_TASK TO CARRY OUT_
Read the records and gather each line that includes "from".

::: RECORD SET

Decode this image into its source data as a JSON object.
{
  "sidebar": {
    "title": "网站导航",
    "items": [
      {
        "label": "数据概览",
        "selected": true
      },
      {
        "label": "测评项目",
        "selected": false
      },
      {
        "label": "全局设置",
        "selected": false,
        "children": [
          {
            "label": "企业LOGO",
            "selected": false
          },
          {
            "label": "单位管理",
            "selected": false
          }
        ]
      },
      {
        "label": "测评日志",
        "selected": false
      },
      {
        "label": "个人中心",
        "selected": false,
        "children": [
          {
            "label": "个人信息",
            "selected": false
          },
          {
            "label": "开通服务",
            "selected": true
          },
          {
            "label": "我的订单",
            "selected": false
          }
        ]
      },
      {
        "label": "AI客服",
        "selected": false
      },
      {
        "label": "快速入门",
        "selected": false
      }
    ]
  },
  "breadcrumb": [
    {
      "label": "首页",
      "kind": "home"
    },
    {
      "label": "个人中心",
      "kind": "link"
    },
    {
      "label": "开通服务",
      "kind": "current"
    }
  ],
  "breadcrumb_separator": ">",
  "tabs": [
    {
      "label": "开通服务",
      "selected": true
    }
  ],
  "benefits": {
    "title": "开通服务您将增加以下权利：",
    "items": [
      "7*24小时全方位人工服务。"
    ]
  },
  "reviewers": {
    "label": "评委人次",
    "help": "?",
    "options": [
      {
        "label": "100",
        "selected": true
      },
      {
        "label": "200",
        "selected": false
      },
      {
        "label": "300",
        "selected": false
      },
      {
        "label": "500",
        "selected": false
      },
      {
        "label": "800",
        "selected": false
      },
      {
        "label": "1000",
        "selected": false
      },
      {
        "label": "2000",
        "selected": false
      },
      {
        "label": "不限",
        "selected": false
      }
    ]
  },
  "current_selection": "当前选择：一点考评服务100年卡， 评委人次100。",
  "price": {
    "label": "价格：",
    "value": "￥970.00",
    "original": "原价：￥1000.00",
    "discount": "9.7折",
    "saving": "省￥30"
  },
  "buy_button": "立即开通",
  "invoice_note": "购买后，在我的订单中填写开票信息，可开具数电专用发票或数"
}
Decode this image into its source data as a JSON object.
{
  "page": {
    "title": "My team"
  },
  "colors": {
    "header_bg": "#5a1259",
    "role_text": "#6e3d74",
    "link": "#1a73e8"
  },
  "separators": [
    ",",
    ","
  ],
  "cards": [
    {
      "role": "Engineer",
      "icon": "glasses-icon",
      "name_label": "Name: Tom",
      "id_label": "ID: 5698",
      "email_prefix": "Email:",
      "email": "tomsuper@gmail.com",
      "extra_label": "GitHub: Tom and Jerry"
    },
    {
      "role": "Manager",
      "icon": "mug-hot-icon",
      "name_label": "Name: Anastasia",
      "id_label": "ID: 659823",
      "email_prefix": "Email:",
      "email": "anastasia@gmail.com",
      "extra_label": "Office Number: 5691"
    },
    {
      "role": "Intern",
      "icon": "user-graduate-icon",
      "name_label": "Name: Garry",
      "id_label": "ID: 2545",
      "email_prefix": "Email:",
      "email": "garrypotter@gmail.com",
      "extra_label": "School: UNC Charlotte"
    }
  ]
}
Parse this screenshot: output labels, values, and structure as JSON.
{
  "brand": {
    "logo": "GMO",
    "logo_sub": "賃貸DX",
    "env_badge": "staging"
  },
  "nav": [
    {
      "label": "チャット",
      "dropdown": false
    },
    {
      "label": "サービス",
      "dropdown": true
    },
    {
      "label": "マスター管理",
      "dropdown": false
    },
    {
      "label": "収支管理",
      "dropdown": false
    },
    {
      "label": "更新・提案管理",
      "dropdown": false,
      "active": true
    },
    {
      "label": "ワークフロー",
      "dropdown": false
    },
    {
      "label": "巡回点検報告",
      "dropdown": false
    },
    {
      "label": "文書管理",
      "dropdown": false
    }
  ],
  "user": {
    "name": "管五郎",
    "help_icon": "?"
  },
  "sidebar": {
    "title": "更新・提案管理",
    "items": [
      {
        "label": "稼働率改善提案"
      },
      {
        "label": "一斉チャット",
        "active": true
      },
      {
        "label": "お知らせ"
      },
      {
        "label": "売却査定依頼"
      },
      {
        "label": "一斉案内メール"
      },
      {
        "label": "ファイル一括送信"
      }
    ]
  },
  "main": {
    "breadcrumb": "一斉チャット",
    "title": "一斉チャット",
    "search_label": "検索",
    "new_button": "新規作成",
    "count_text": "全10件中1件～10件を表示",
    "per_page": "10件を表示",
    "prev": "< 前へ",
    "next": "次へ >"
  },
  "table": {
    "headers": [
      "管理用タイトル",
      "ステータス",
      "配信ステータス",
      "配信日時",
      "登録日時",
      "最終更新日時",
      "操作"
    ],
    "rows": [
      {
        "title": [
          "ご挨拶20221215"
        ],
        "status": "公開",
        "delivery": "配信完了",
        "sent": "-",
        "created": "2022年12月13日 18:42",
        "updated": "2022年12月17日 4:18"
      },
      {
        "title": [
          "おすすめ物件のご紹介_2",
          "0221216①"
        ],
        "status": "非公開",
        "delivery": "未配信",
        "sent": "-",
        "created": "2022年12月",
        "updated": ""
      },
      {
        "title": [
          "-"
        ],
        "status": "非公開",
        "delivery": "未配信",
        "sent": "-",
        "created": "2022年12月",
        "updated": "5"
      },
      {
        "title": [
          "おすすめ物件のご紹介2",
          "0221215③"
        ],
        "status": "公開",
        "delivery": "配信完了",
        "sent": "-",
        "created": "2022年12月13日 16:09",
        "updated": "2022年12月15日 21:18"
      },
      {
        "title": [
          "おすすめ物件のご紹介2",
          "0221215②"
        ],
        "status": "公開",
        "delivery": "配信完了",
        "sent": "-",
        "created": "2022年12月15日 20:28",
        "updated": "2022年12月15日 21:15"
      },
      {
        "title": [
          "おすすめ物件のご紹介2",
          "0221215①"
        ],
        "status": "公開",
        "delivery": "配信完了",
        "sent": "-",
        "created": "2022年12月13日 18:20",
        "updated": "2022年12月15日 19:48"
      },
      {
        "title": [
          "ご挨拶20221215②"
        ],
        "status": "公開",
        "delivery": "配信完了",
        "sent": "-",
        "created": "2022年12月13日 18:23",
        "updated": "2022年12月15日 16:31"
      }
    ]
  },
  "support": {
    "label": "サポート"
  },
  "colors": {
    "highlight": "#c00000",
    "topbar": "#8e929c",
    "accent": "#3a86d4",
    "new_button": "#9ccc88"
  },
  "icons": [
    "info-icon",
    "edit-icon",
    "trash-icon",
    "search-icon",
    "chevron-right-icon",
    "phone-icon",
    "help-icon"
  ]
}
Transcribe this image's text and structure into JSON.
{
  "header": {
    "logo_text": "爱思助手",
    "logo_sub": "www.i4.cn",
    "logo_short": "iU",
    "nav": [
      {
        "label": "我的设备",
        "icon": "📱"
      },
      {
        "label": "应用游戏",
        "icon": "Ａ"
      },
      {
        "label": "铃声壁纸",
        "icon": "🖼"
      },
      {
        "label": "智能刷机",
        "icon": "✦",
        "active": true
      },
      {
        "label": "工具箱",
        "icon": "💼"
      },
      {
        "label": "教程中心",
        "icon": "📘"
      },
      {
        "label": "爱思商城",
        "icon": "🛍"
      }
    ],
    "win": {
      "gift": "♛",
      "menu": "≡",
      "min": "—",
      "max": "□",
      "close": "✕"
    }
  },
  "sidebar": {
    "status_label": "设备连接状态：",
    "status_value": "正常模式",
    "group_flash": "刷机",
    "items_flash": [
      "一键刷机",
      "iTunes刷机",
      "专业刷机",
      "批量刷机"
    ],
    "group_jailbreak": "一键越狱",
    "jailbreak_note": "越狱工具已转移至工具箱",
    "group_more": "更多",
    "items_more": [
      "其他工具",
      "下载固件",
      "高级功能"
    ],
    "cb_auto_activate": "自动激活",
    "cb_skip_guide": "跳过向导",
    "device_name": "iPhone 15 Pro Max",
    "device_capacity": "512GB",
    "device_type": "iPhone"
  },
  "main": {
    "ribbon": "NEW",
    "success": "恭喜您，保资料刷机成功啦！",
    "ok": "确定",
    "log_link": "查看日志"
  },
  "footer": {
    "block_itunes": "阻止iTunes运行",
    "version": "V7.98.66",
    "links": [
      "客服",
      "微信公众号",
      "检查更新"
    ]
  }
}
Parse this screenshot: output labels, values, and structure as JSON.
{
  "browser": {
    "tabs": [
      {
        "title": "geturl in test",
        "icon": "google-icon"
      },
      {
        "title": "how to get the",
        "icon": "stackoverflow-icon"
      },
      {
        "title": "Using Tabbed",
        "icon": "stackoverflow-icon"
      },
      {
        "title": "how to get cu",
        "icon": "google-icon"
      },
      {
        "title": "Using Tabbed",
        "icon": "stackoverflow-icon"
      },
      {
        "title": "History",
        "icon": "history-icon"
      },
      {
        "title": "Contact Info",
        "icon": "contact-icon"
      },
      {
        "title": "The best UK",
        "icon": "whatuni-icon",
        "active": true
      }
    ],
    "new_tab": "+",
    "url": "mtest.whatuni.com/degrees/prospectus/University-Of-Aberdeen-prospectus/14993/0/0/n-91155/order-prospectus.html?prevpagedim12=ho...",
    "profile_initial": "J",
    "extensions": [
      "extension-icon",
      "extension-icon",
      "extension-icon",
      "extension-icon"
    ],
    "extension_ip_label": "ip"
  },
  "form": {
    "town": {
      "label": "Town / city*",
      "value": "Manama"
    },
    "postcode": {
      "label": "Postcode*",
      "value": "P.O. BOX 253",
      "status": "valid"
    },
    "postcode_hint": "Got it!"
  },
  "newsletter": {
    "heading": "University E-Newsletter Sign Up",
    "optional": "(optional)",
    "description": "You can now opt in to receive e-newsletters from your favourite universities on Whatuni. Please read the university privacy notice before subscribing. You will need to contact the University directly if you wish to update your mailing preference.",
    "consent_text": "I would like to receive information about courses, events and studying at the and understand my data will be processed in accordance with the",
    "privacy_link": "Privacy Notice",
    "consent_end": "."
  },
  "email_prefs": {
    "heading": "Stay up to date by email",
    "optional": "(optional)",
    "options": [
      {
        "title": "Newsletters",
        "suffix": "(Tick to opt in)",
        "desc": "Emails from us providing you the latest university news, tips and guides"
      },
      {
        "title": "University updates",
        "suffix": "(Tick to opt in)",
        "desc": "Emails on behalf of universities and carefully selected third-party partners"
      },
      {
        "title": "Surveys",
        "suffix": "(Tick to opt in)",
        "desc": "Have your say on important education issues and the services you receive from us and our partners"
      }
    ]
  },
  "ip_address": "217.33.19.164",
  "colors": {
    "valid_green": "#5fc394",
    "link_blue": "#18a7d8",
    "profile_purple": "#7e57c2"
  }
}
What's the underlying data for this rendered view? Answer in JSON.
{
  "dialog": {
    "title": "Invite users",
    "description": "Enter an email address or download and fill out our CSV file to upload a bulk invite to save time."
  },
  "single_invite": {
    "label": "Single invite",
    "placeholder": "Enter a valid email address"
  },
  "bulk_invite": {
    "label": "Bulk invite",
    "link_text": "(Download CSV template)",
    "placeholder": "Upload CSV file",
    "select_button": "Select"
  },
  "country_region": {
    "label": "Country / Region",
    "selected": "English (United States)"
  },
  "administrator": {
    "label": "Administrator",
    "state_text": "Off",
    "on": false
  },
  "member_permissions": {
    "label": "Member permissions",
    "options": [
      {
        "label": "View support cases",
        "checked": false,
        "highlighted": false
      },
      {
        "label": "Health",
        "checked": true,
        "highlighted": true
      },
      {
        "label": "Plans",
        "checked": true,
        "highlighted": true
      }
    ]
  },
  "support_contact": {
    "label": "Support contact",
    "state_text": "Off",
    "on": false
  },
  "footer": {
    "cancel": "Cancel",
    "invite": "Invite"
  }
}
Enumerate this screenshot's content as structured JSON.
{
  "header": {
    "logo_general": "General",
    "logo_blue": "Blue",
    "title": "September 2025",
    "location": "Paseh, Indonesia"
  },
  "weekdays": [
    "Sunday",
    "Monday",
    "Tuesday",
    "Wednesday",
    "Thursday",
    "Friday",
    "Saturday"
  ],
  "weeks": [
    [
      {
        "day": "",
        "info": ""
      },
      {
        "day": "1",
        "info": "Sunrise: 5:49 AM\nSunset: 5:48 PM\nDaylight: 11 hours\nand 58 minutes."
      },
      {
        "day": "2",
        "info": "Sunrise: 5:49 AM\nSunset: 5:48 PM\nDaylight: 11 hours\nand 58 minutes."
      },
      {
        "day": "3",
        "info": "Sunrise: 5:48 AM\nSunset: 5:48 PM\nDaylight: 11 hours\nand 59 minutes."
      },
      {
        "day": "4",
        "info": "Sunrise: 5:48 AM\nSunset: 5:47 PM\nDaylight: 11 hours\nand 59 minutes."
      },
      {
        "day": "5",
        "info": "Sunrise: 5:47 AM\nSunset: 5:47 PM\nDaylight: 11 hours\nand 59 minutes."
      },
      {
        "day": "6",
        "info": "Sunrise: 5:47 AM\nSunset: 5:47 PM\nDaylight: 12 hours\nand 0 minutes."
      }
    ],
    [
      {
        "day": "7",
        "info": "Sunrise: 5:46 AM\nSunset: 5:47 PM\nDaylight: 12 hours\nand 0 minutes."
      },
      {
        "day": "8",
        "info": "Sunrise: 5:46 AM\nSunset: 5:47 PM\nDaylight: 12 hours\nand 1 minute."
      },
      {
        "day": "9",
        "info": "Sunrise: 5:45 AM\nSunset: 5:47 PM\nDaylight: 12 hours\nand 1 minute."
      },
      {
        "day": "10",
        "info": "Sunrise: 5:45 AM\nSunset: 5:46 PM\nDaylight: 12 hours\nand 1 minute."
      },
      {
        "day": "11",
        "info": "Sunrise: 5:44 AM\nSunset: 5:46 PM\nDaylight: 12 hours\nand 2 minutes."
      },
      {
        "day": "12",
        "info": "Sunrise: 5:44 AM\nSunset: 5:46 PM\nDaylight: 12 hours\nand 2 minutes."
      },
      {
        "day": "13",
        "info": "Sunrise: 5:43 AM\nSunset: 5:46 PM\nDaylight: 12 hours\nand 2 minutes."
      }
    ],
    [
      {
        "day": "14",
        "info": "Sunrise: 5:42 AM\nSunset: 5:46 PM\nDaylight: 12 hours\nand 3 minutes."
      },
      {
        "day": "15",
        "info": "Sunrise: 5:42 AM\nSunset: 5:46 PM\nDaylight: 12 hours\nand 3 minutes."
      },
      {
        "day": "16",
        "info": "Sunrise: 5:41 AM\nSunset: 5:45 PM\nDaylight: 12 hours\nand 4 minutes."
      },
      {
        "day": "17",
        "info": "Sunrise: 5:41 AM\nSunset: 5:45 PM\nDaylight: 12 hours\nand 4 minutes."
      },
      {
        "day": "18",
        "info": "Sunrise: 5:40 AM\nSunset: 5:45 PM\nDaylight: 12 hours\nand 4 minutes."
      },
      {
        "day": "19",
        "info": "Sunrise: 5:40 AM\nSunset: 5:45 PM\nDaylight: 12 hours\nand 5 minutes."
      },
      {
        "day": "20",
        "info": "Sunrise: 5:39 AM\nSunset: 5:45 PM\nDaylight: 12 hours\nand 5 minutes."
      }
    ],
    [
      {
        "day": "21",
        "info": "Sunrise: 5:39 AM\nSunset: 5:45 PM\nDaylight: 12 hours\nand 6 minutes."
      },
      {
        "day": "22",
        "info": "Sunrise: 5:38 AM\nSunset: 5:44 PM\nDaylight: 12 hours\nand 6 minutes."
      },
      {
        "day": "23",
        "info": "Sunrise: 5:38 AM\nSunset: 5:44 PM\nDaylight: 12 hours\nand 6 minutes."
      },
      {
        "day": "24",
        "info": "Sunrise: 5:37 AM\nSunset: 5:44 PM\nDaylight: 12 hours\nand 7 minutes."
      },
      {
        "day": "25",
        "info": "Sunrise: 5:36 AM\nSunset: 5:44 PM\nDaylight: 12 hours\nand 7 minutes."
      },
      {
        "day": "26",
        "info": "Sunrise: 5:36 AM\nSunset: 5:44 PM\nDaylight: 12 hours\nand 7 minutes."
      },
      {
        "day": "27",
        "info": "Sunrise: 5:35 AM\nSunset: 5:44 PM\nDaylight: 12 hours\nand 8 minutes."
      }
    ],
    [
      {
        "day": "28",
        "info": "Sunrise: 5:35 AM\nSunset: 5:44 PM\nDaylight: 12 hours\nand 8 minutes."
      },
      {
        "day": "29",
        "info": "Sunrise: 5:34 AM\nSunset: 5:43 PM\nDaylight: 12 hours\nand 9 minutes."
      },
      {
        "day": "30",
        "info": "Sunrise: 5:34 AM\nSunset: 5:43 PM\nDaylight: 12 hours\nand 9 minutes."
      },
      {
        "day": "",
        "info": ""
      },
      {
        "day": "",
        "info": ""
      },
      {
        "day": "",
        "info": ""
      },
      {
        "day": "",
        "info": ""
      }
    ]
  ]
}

::::::

_OUTPUT FOR THIS EXERCISE_
    "description": "You can now opt in to receive e-newsletters from your favourite universities on Whatuni. Please read the university privacy notice before subscribing. You will need to contact the University directly if you wish to update your mailing preference.",
        "desc": "Emails from us providing you the latest university news, tips and guides"
        "desc": "Have your say on important education issues and the services you receive from us and our partners"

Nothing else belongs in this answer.